• _What you have to do_
Copy every line from the material below that holds "parasit".

-- Begin --

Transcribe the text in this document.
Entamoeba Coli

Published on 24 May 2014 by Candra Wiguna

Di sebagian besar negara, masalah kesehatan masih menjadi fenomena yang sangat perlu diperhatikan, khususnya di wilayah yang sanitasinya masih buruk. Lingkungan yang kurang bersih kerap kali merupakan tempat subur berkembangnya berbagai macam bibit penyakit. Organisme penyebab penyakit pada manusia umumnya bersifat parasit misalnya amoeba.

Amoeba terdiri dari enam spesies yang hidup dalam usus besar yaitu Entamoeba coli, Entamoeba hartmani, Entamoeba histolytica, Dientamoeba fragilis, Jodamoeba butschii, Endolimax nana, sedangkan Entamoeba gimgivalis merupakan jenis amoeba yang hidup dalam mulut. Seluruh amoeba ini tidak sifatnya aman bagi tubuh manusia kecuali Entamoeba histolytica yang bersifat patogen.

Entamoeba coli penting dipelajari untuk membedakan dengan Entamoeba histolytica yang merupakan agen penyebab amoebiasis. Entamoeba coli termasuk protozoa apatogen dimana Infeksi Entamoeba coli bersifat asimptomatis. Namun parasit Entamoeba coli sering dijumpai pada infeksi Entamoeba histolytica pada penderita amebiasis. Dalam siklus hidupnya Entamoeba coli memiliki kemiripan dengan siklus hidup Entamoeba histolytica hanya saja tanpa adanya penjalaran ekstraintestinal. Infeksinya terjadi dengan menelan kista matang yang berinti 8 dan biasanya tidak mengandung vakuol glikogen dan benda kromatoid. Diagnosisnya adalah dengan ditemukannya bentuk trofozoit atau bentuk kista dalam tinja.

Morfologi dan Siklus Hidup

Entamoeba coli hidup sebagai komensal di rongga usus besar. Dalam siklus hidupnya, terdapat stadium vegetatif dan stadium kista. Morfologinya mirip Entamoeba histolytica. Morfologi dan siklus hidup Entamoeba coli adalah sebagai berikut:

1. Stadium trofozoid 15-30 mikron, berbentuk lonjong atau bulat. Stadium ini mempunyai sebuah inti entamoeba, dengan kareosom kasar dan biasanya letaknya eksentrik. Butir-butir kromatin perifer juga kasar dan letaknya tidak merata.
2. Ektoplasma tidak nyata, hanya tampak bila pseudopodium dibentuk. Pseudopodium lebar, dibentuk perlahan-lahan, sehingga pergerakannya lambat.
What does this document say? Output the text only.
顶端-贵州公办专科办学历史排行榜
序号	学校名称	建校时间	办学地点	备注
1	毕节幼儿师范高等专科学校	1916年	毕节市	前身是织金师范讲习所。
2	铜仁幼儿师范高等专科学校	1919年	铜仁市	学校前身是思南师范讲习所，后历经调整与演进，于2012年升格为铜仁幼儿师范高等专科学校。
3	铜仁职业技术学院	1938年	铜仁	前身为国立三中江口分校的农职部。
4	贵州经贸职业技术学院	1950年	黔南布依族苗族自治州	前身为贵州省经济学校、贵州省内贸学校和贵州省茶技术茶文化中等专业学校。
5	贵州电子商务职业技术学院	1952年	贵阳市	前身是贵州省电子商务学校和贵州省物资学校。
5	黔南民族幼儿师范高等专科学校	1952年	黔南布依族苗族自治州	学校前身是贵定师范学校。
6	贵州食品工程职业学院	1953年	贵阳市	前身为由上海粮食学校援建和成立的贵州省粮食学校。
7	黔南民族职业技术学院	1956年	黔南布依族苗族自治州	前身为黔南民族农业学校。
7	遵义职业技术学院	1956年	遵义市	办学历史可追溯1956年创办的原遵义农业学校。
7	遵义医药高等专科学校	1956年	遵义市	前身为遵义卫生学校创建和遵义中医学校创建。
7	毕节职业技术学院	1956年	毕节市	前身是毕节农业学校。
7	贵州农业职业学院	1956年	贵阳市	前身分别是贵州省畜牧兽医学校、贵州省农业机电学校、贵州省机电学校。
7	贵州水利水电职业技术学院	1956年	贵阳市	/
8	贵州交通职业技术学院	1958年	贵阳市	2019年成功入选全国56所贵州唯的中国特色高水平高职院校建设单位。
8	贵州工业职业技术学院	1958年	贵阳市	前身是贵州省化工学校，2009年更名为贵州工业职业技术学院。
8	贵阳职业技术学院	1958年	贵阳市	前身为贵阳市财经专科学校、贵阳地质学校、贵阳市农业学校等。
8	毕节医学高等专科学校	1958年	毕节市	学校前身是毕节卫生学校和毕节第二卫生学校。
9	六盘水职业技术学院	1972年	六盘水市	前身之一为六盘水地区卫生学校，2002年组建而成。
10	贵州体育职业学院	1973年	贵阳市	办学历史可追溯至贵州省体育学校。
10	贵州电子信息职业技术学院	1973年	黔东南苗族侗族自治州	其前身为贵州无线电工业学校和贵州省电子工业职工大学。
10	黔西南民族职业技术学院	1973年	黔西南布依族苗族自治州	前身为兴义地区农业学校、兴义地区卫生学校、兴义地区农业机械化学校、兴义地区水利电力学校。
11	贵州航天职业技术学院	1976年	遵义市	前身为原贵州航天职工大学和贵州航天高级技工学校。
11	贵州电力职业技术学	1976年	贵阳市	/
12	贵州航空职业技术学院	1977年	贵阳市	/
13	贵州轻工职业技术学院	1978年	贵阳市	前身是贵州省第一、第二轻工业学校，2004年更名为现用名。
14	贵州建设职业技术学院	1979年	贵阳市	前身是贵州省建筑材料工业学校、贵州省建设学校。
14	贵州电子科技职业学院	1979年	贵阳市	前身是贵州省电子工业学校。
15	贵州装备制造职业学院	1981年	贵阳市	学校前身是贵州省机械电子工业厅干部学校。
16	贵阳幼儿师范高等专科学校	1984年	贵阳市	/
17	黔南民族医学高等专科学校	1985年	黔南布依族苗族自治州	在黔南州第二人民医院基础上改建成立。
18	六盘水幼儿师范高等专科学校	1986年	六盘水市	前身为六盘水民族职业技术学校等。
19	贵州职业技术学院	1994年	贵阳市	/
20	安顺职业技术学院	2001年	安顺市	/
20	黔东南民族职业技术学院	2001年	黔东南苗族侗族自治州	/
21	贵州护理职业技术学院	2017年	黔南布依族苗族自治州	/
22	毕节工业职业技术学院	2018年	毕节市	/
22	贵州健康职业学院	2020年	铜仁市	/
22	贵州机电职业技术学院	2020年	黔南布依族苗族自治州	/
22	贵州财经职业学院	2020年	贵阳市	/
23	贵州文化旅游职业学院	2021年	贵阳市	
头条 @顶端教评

-- End --

• _Completed exercise_
Di sebagian besar negara, masalah kesehatan masih menjadi fenomena yang sangat perlu diperhatikan, khususnya di wilayah yang sanitasinya masih buruk. Lingkungan yang kurang bersih kerap kali merupakan tempat subur berkembangnya berbagai macam bibit penyakit. Organisme penyebab penyakit pada manusia umumnya bersifat parasit misalnya amoeba.
Entamoeba coli penting dipelajari untuk membedakan dengan Entamoeba histolytica yang merupakan agen penyebab amoebiasis. Entamoeba coli termasuk protozoa apatogen dimana Infeksi Entamoeba coli bersifat asimptomatis. Namun parasit Entamoeba coli sering dijumpai pada infeksi Entamoeba histolytica pada penderita amebiasis. Dalam siklus hidupnya Entamoeba coli memiliki kemiripan dengan siklus hidup Entamoeba histolytica hanya saja tanpa adanya penjalaran ekstraintestinal. Infeksinya terjadi dengan menelan kista matang yang berinti 8 dan biasanya tidak mengandung vakuol glikogen dan benda kromatoid. Diagnosisnya adalah dengan ditemukannya bentuk trofozoit atau bentuk kista dalam tinja.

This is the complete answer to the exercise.